_Goal of the exercise_
Show all lines holding the string "JSON".

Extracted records
==============================

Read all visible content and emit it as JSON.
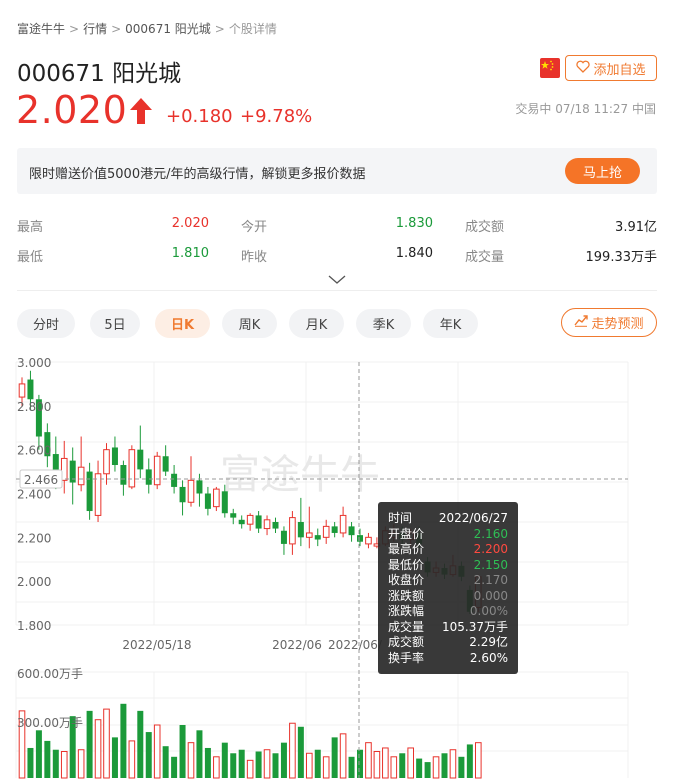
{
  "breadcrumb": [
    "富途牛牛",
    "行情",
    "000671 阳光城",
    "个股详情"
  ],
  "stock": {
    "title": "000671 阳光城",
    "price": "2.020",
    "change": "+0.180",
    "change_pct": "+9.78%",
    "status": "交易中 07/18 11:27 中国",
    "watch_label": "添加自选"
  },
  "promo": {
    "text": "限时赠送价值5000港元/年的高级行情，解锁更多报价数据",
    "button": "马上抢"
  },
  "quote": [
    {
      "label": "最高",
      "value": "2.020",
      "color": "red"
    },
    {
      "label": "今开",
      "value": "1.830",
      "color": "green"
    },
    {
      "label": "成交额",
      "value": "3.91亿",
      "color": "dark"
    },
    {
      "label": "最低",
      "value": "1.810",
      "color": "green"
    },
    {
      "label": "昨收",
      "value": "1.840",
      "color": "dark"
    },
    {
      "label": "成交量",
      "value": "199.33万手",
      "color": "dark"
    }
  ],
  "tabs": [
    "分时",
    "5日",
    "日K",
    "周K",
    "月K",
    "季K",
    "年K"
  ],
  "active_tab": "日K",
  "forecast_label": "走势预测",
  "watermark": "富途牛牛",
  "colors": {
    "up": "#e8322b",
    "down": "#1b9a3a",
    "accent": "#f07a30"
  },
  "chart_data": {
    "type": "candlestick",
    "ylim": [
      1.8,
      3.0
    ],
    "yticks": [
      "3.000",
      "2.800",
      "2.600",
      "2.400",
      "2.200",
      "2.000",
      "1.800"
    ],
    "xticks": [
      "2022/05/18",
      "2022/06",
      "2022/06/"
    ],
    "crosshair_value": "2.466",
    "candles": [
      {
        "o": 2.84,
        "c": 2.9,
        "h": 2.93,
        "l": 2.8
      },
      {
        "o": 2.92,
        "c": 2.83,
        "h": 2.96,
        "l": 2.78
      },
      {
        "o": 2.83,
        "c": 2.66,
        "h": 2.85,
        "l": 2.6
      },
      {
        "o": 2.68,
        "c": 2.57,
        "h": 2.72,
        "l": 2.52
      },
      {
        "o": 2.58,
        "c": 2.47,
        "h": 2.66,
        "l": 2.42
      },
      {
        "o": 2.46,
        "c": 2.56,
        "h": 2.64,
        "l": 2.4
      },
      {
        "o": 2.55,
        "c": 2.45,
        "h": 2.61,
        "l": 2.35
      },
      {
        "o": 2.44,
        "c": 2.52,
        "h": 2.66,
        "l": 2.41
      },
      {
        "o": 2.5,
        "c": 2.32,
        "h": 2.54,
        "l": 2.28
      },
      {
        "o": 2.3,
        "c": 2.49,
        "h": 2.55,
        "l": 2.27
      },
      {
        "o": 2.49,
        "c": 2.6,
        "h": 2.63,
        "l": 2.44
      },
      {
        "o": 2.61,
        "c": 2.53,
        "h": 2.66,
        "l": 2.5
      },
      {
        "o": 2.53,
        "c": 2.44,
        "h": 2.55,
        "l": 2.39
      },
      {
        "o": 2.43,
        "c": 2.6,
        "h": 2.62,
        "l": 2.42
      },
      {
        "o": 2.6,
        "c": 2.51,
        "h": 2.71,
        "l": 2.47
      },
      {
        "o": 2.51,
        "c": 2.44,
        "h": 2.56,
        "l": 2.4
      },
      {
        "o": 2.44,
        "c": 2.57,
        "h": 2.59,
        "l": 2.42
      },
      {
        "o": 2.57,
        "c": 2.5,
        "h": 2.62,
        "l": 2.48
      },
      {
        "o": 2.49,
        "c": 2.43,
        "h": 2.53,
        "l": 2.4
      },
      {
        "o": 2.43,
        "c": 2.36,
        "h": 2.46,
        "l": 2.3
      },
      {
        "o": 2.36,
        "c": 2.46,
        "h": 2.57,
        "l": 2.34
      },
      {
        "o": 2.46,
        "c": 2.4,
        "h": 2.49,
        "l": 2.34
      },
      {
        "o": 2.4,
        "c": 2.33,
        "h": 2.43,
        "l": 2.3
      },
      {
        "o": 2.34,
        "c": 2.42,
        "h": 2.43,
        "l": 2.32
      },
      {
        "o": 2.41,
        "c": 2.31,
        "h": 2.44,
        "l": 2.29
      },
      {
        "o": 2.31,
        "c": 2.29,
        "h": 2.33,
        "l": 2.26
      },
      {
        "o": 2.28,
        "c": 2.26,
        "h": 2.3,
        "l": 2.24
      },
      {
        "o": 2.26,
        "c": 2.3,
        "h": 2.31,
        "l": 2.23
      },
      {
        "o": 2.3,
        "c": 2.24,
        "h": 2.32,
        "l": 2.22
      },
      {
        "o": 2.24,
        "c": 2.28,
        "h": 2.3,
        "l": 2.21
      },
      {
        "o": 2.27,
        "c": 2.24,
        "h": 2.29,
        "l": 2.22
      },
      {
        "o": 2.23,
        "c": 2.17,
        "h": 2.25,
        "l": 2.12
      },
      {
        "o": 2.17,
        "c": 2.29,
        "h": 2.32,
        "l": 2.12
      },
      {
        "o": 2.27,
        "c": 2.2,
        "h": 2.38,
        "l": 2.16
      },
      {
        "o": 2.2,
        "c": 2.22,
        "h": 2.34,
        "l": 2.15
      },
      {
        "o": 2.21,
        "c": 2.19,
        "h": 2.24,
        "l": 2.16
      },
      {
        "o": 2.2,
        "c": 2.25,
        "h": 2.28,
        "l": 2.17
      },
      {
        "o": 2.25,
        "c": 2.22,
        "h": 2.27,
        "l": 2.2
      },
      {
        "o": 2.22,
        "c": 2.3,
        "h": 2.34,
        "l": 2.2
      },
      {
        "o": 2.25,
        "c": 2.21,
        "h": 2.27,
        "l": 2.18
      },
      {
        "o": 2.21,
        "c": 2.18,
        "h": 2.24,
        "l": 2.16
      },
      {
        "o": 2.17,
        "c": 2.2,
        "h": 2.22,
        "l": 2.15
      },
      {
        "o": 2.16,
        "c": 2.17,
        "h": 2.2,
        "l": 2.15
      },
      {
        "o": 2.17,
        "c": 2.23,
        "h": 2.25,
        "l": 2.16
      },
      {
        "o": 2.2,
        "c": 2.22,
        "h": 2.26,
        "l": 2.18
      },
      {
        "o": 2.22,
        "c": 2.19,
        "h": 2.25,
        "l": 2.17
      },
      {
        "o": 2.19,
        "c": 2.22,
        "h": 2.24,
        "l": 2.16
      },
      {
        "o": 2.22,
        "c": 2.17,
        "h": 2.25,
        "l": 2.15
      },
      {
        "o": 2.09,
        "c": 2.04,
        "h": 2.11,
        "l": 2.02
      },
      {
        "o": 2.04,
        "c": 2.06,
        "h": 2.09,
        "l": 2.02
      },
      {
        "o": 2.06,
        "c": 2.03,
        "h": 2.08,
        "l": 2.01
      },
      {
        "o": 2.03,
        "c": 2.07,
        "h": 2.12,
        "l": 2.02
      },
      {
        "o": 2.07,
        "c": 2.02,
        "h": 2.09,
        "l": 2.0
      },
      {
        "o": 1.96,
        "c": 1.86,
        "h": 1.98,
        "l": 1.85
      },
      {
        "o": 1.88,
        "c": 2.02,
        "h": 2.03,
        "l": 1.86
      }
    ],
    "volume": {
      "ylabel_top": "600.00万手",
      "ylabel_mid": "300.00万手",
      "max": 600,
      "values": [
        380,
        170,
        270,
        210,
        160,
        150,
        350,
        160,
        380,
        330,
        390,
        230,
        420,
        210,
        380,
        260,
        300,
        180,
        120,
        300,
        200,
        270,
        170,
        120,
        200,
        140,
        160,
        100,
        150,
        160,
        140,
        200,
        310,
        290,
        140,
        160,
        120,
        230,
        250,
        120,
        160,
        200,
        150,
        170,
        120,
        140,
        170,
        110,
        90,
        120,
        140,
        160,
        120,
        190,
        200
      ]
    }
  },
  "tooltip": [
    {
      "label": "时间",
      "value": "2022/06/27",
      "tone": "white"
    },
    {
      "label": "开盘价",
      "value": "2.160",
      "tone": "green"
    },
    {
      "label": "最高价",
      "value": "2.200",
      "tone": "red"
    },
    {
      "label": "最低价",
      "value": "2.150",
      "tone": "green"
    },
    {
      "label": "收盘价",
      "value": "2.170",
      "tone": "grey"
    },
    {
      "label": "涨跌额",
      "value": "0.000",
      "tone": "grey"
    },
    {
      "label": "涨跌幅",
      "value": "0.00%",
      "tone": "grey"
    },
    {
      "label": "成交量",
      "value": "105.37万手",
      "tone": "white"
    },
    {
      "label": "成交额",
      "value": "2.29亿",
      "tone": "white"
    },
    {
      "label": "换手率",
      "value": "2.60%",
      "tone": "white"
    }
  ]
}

==============================

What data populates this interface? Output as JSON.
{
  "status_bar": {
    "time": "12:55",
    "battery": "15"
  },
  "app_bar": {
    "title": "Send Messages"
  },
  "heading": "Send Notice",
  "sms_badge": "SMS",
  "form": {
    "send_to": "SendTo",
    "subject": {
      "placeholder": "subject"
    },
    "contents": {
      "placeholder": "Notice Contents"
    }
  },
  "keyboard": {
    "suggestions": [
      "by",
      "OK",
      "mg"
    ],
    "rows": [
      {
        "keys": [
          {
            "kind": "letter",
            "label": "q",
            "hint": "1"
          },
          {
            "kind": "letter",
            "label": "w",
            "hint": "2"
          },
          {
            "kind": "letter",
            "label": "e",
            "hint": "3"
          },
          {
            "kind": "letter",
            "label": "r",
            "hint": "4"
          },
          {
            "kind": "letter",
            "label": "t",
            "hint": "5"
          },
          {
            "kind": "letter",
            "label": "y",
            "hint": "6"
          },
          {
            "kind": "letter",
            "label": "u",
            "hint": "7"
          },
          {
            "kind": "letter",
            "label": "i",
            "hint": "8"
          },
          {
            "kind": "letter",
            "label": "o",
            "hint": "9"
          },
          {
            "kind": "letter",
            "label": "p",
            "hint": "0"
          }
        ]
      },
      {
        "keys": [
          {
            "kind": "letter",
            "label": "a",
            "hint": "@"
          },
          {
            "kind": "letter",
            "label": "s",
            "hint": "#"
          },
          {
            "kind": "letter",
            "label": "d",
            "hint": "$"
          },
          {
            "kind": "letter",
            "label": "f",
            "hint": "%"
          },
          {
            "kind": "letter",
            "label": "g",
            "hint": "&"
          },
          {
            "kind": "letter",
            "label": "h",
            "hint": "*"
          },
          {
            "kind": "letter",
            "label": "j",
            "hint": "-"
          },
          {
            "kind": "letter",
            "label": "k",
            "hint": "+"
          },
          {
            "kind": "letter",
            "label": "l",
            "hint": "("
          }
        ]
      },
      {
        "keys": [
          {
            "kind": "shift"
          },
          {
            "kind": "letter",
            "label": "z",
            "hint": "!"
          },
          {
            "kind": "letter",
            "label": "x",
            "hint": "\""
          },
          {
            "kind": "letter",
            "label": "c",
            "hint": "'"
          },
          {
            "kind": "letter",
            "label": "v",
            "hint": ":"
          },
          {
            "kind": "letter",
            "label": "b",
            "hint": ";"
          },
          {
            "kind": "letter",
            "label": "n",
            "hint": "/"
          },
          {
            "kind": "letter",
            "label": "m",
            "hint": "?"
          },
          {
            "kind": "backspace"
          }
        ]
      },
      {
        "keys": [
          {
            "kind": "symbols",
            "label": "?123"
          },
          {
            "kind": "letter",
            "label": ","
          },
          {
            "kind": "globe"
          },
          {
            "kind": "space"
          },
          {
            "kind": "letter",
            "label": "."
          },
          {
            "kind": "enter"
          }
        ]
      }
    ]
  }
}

==============================

_Completed exercise_
Read all visible content and emit it as JSON.
What data populates this interface? Output as JSON.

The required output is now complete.